LISTED ENTRIES:
++++++++++

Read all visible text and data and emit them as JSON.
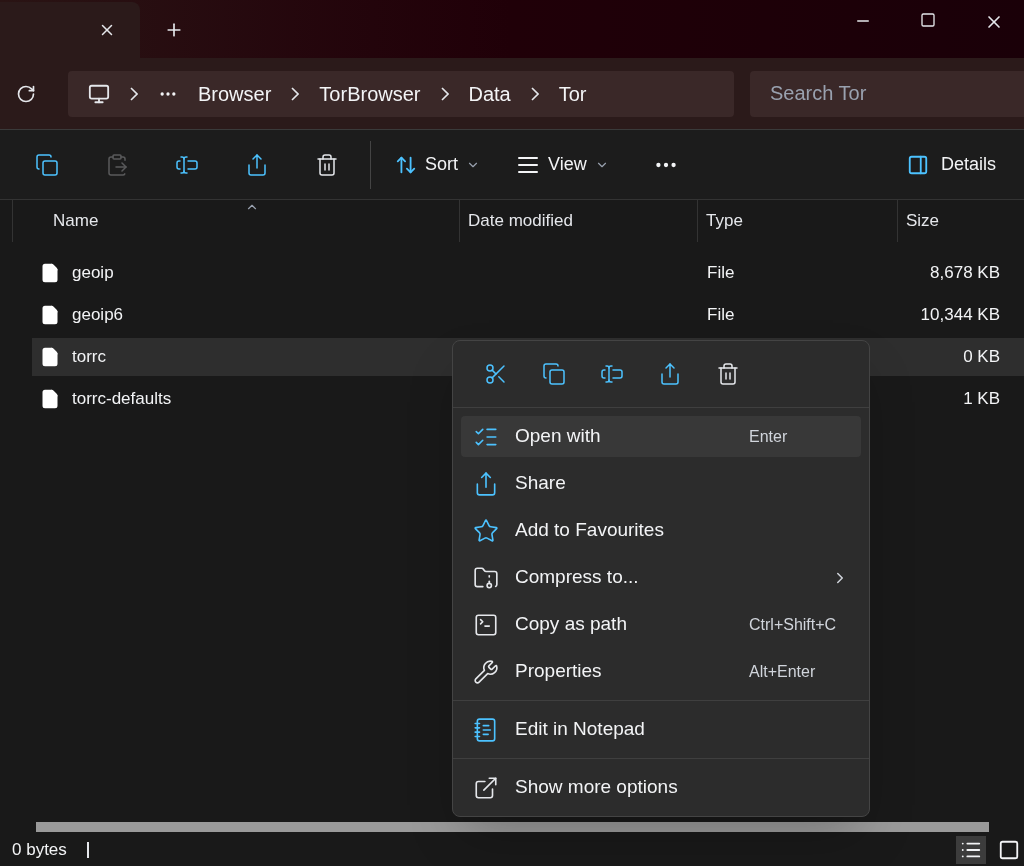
{
  "breadcrumbs": [
    "Browser",
    "TorBrowser",
    "Data",
    "Tor"
  ],
  "search": {
    "placeholder": "Search Tor"
  },
  "toolbar": {
    "actions": [
      {
        "kind": "copy",
        "disabled": false
      },
      {
        "kind": "paste",
        "disabled": true
      },
      {
        "kind": "rename",
        "disabled": false
      },
      {
        "kind": "share",
        "disabled": false
      },
      {
        "kind": "delete",
        "disabled": false
      }
    ],
    "sort": "Sort",
    "view": "View",
    "details": "Details"
  },
  "columns": [
    {
      "label": "Name",
      "sorted": true
    },
    {
      "label": "Date modified",
      "sorted": false
    },
    {
      "label": "Type",
      "sorted": false
    },
    {
      "label": "Size",
      "sorted": false
    }
  ],
  "files": [
    {
      "name": "geoip",
      "type": "File",
      "size": "8,678 KB",
      "selected": false
    },
    {
      "name": "geoip6",
      "type": "File",
      "size": "10,344 KB",
      "selected": false
    },
    {
      "name": "torrc",
      "size": "0 KB",
      "selected": true
    },
    {
      "name": "torrc-defaults",
      "size": "1 KB",
      "selected": false
    }
  ],
  "context_menu": {
    "quick_actions": [
      {
        "kind": "cut"
      },
      {
        "kind": "copy"
      },
      {
        "kind": "rename"
      },
      {
        "kind": "share"
      },
      {
        "kind": "delete"
      }
    ],
    "groups": [
      [
        {
          "kind": "open-with",
          "label": "Open with",
          "shortcut": "Enter",
          "selected": true,
          "submenu": false
        },
        {
          "kind": "share",
          "label": "Share",
          "selected": false,
          "submenu": false
        },
        {
          "kind": "star",
          "label": "Add to Favourites",
          "selected": false,
          "submenu": false
        },
        {
          "kind": "compress",
          "label": "Compress to...",
          "selected": false,
          "submenu": true
        },
        {
          "kind": "copy-path",
          "label": "Copy as path",
          "shortcut": "Ctrl+Shift+C",
          "selected": false,
          "submenu": false
        },
        {
          "kind": "properties",
          "label": "Properties",
          "shortcut": "Alt+Enter",
          "selected": false,
          "submenu": false
        }
      ],
      [
        {
          "kind": "notepad",
          "label": "Edit in Notepad",
          "selected": false,
          "submenu": false
        }
      ],
      [
        {
          "kind": "more",
          "label": "Show more options",
          "selected": false,
          "submenu": false
        }
      ]
    ]
  },
  "status_bar": {
    "text": "0 bytes",
    "views": [
      {
        "kind": "details",
        "selected": true
      },
      {
        "kind": "tiles",
        "selected": false
      }
    ]
  }
}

++++++++++

GOAL OF THE EXERCISE: Exclude every picture and copy the remaining data exactly.

THE COMPLETED TASK:
Read all visible text and data and emit them as JSON.
{
  "breadcrumbs": [
    "Browser",
    "TorBrowser",
    "Data",
    "Tor"
  ],
  "search": {
    "placeholder": "Search Tor"
  },
  "toolbar": {
    "actions": [
      {
        "kind": "copy",
        "disabled": false
      },
      {
        "kind": "paste",
        "disabled": true
      },
      {
        "kind": "rename",
        "disabled": false
      },
      {
        "kind": "share",
        "disabled": false
      },
      {
        "kind": "delete",
        "disabled": false
      }
    ],
    "sort": "Sort",
    "view": "View",
    "details": "Details"
  },
  "columns": [
    {
      "label": "Name",
      "sorted": true
    },
    {
      "label": "Date modified",
      "sorted": false
    },
    {
      "label": "Type",
      "sorted": false
    },
    {
      "label": "Size",
      "sorted": false
    }
  ],
  "files": [
    {
      "name": "geoip",
      "type": "File",
      "size": "8,678 KB",
      "selected": false
    },
    {
      "name": "geoip6",
      "type": "File",
      "size": "10,344 KB",
      "selected": false
    },
    {
      "name": "torrc",
      "size": "0 KB",
      "selected": true
    },
    {
      "name": "torrc-defaults",
      "size": "1 KB",
      "selected": false
    }
  ],
  "context_menu": {
    "quick_actions": [
      {
        "kind": "cut"
      },
      {
        "kind": "copy"
      },
      {
        "kind": "rename"
      },
      {
        "kind": "share"
      },
      {
        "kind": "delete"
      }
    ],
    "groups": [
      [
        {
          "kind": "open-with",
          "label": "Open with",
          "shortcut": "Enter",
          "selected": true,
          "submenu": false
        },
        {
          "kind": "share",
          "label": "Share",
          "selected": false,
          "submenu": false
        },
        {
          "kind": "star",
          "label": "Add to Favourites",
          "selected": false,
          "submenu": false
        },
        {
          "kind": "compress",
          "label": "Compress to...",
          "selected": false,
          "submenu": true
        },
        {
          "kind": "copy-path",
          "label": "Copy as path",
          "shortcut": "Ctrl+Shift+C",
          "selected": false,
          "submenu": false
        },
        {
          "kind": "properties",
          "label": "Properties",
          "shortcut": "Alt+Enter",
          "selected": false,
          "submenu": false
        }
      ],
      [
        {
          "kind": "notepad",
          "label": "Edit in Notepad",
          "selected": false,
          "submenu": false
        }
      ],
      [
        {
          "kind": "more",
          "label": "Show more options",
          "selected": false,
          "submenu": false
        }
      ]
    ]
  },
  "status_bar": {
    "text": "0 bytes",
    "views": [
      {
        "kind": "details",
        "selected": true
      },
      {
        "kind": "tiles",
        "selected": false
      }
    ]
  }
}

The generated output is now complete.